- What is asked -
Copy every record word for word.

- Supplied information -

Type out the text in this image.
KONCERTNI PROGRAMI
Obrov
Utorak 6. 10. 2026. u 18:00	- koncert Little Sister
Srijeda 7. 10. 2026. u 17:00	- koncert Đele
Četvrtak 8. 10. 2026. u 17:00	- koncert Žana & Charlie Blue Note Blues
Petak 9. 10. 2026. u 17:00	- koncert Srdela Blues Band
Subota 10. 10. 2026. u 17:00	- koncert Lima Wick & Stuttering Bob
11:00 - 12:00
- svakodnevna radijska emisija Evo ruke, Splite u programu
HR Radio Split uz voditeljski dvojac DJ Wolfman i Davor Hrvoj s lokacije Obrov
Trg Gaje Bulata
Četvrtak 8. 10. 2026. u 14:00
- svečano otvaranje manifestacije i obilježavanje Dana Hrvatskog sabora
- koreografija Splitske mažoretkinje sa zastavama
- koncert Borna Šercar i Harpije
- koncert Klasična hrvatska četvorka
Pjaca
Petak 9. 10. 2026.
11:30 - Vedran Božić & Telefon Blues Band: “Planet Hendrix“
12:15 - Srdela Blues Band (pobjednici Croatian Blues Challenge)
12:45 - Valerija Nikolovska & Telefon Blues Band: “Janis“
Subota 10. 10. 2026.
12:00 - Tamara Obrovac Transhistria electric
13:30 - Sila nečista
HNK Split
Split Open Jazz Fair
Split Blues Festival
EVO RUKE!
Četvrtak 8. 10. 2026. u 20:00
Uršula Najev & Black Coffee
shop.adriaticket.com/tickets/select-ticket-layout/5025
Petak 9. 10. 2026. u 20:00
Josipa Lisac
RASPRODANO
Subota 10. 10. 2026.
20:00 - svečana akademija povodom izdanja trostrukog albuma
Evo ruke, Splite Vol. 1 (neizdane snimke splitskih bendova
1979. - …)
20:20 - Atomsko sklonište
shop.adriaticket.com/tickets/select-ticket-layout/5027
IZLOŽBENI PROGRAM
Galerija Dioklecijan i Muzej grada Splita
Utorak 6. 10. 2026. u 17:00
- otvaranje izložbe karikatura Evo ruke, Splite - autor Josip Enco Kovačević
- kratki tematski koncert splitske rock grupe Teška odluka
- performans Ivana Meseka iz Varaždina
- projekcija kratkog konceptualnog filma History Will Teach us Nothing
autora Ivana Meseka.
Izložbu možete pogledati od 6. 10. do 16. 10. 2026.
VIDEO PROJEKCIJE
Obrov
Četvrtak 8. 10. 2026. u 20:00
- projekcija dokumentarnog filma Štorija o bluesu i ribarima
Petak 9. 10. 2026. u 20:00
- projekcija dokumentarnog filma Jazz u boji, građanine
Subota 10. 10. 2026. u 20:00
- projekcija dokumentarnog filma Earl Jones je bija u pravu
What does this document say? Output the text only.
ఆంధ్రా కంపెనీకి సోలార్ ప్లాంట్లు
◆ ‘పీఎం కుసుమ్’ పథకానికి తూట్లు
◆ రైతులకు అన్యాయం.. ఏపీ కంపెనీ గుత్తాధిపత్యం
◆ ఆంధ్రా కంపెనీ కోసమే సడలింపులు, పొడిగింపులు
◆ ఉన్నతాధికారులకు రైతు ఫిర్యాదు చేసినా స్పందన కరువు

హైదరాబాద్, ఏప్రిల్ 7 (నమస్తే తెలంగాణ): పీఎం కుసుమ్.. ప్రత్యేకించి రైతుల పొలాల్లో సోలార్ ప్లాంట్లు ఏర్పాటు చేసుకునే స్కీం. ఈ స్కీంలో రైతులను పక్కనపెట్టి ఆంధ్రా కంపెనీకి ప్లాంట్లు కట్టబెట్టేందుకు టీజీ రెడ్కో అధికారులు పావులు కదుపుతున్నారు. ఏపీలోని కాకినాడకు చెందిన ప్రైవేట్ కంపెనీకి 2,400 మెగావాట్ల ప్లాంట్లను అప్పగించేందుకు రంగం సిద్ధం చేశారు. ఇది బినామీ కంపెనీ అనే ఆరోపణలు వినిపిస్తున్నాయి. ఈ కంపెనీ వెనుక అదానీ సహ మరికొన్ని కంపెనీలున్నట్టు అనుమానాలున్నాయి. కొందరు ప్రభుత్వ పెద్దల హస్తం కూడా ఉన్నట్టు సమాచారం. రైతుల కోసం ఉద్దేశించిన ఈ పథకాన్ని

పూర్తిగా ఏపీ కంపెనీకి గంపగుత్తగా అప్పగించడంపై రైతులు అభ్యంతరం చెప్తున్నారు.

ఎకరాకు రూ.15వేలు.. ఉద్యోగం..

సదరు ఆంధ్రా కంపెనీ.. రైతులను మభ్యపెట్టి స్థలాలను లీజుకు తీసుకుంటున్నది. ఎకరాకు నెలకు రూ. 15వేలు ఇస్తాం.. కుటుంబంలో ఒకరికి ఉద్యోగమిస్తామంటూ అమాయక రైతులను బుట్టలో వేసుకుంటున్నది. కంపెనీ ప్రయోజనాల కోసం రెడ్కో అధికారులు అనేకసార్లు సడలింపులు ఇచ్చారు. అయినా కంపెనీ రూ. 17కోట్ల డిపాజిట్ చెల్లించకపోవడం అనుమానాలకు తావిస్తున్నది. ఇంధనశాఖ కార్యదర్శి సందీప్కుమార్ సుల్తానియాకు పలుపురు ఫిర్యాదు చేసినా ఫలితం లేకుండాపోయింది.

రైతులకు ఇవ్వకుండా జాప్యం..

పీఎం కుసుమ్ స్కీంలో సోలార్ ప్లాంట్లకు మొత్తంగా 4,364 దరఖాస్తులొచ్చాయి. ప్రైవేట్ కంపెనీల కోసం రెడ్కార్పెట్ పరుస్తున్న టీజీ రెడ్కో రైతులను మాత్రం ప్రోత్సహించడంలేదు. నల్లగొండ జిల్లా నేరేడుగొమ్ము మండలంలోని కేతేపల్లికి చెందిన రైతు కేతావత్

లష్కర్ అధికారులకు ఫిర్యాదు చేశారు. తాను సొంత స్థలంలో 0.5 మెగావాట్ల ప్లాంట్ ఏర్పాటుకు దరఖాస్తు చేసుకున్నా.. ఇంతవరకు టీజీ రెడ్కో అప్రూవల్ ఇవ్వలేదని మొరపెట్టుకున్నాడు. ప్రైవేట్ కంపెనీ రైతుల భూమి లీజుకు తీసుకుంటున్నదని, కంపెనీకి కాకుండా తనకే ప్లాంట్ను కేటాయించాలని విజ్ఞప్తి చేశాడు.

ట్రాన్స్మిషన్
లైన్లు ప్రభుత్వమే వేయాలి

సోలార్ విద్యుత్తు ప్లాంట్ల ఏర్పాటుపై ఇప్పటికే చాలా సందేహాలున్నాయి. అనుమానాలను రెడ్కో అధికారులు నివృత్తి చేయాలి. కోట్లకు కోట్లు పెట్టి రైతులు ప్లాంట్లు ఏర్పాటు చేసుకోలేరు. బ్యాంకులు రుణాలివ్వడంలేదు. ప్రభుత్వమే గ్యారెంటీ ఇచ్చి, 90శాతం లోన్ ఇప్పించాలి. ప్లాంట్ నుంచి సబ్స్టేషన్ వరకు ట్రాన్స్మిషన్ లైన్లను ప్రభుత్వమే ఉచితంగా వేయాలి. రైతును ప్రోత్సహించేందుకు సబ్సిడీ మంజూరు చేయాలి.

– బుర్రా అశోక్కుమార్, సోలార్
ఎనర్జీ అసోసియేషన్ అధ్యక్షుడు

- Full solution -
Type out the text in this image.
KONCERTNI PROGRAMI
Obrov
Utorak 6. 10. 2026. u 18:00	- koncert Little Sister
Srijeda 7. 10. 2026. u 17:00	- koncert Đele
Četvrtak 8. 10. 2026. u 17:00	- koncert Žana & Charlie Blue Note Blues
Petak 9. 10. 2026. u 17:00	- koncert Srdela Blues Band
Subota 10. 10. 2026. u 17:00	- koncert Lima Wick & Stuttering Bob
11:00 - 12:00
- svakodnevna radijska emisija Evo ruke, Splite u programu
HR Radio Split uz voditeljski dvojac DJ Wolfman i Davor Hrvoj s lokacije Obrov
Trg Gaje Bulata
Četvrtak 8. 10. 2026. u 14:00
- svečano otvaranje manifestacije i obilježavanje Dana Hrvatskog sabora
- koreografija Splitske mažoretkinje sa zastavama
- koncert Borna Šercar i Harpije
- koncert Klasična hrvatska četvorka
Pjaca
Petak 9. 10. 2026.
11:30 - Vedran Božić & Telefon Blues Band: “Planet Hendrix“
12:15 - Srdela Blues Band (pobjednici Croatian Blues Challenge)
12:45 - Valerija Nikolovska & Telefon Blues Band: “Janis“
Subota 10. 10. 2026.
12:00 - Tamara Obrovac Transhistria electric
13:30 - Sila nečista
HNK Split
Split Open Jazz Fair
Split Blues Festival
EVO RUKE!
Četvrtak 8. 10. 2026. u 20:00
Uršula Najev & Black Coffee
shop.adriaticket.com/tickets/select-ticket-layout/5025
Petak 9. 10. 2026. u 20:00
Josipa Lisac
RASPRODANO
Subota 10. 10. 2026.
20:00 - svečana akademija povodom izdanja trostrukog albuma
Evo ruke, Splite Vol. 1 (neizdane snimke splitskih bendova
1979. - …)
20:20 - Atomsko sklonište
shop.adriaticket.com/tickets/select-ticket-layout/5027
IZLOŽBENI PROGRAM
Galerija Dioklecijan i Muzej grada Splita
Utorak 6. 10. 2026. u 17:00
- otvaranje izložbe karikatura Evo ruke, Splite - autor Josip Enco Kovačević
- kratki tematski koncert splitske rock grupe Teška odluka
- performans Ivana Meseka iz Varaždina
- projekcija kratkog konceptualnog filma History Will Teach us Nothing
autora Ivana Meseka.
Izložbu možete pogledati od 6. 10. do 16. 10. 2026.
VIDEO PROJEKCIJE
Obrov
Četvrtak 8. 10. 2026. u 20:00
- projekcija dokumentarnog filma Štorija o bluesu i ribarima
Petak 9. 10. 2026. u 20:00
- projekcija dokumentarnog filma Jazz u boji, građanine
Subota 10. 10. 2026. u 20:00
- projekcija dokumentarnog filma Earl Jones je bija u pravu
What does this document say? Output the text only.
ఆంధ్రా కంపెనీకి సోలార్ ప్లాంట్లు
◆ ‘పీఎం కుసుమ్’ పథకానికి తూట్లు
◆ రైతులకు అన్యాయం.. ఏపీ కంపెనీ గుత్తాధిపత్యం
◆ ఆంధ్రా కంపెనీ కోసమే సడలింపులు, పొడిగింపులు
◆ ఉన్నతాధికారులకు రైతు ఫిర్యాదు చేసినా స్పందన కరువు

హైదరాబాద్, ఏప్రిల్ 7 (నమస్తే తెలంగాణ): పీఎం కుసుమ్.. ప్రత్యేకించి రైతుల పొలాల్లో సోలార్ ప్లాంట్లు ఏర్పాటు చేసుకునే స్కీం. ఈ స్కీంలో రైతులను పక్కనపెట్టి ఆంధ్రా కంపెనీకి ప్లాంట్లు కట్టబెట్టేందుకు టీజీ రెడ్కో అధికారులు పావులు కదుపుతున్నారు. ఏపీలోని కాకినాడకు చెందిన ప్రైవేట్ కంపెనీకి 2,400 మెగావాట్ల ప్లాంట్లను అప్పగించేందుకు రంగం సిద్ధం చేశారు. ఇది బినామీ కంపెనీ అనే ఆరోపణలు వినిపిస్తున్నాయి. ఈ కంపెనీ వెనుక అదానీ సహ మరికొన్ని కంపెనీలున్నట్టు అనుమానాలున్నాయి. కొందరు ప్రభుత్వ పెద్దల హస్తం కూడా ఉన్నట్టు సమాచారం. రైతుల కోసం ఉద్దేశించిన ఈ పథకాన్ని

పూర్తిగా ఏపీ కంపెనీకి గంపగుత్తగా అప్పగించడంపై రైతులు అభ్యంతరం చెప్తున్నారు.

ఎకరాకు రూ.15వేలు.. ఉద్యోగం..

సదరు ఆంధ్రా కంపెనీ.. రైతులను మభ్యపెట్టి స్థలాలను లీజుకు తీసుకుంటున్నది. ఎకరాకు నెలకు రూ. 15వేలు ఇస్తాం.. కుటుంబంలో ఒకరికి ఉద్యోగమిస్తామంటూ అమాయక రైతులను బుట్టలో వేసుకుంటున్నది. కంపెనీ ప్రయోజనాల కోసం రెడ్కో అధికారులు అనేకసార్లు సడలింపులు ఇచ్చారు. అయినా కంపెనీ రూ. 17కోట్ల డిపాజిట్ చెల్లించకపోవడం అనుమానాలకు తావిస్తున్నది. ఇంధనశాఖ కార్యదర్శి సందీప్కుమార్ సుల్తానియాకు పలుపురు ఫిర్యాదు చేసినా ఫలితం లేకుండాపోయింది.

రైతులకు ఇవ్వకుండా జాప్యం..

పీఎం కుసుమ్ స్కీంలో సోలార్ ప్లాంట్లకు మొత్తంగా 4,364 దరఖాస్తులొచ్చాయి. ప్రైవేట్ కంపెనీల కోసం రెడ్కార్పెట్ పరుస్తున్న టీజీ రెడ్కో రైతులను మాత్రం ప్రోత్సహించడంలేదు. నల్లగొండ జిల్లా నేరేడుగొమ్ము మండలంలోని కేతేపల్లికి చెందిన రైతు కేతావత్

లష్కర్ అధికారులకు ఫిర్యాదు చేశారు. తాను సొంత స్థలంలో 0.5 మెగావాట్ల ప్లాంట్ ఏర్పాటుకు దరఖాస్తు చేసుకున్నా.. ఇంతవరకు టీజీ రెడ్కో అప్రూవల్ ఇవ్వలేదని మొరపెట్టుకున్నాడు. ప్రైవేట్ కంపెనీ రైతుల భూమి లీజుకు తీసుకుంటున్నదని, కంపెనీకి కాకుండా తనకే ప్లాంట్ను కేటాయించాలని విజ్ఞప్తి చేశాడు.

ట్రాన్స్మిషన్
లైన్లు ప్రభుత్వమే వేయాలి

సోలార్ విద్యుత్తు ప్లాంట్ల ఏర్పాటుపై ఇప్పటికే చాలా సందేహాలున్నాయి. అనుమానాలను రెడ్కో అధికారులు నివృత్తి చేయాలి. కోట్లకు కోట్లు పెట్టి రైతులు ప్లాంట్లు ఏర్పాటు చేసుకోలేరు. బ్యాంకులు రుణాలివ్వడంలేదు. ప్రభుత్వమే గ్యారెంటీ ఇచ్చి, 90శాతం లోన్ ఇప్పించాలి. ప్లాంట్ నుంచి సబ్స్టేషన్ వరకు ట్రాన్స్మిషన్ లైన్లను ప్రభుత్వమే ఉచితంగా వేయాలి. రైతును ప్రోత్సహించేందుకు సబ్సిడీ మంజూరు చేయాలి.

– బుర్రా అశోక్కుమార్, సోలార్
ఎనర్జీ అసోసియేషన్ అధ్యక్షుడు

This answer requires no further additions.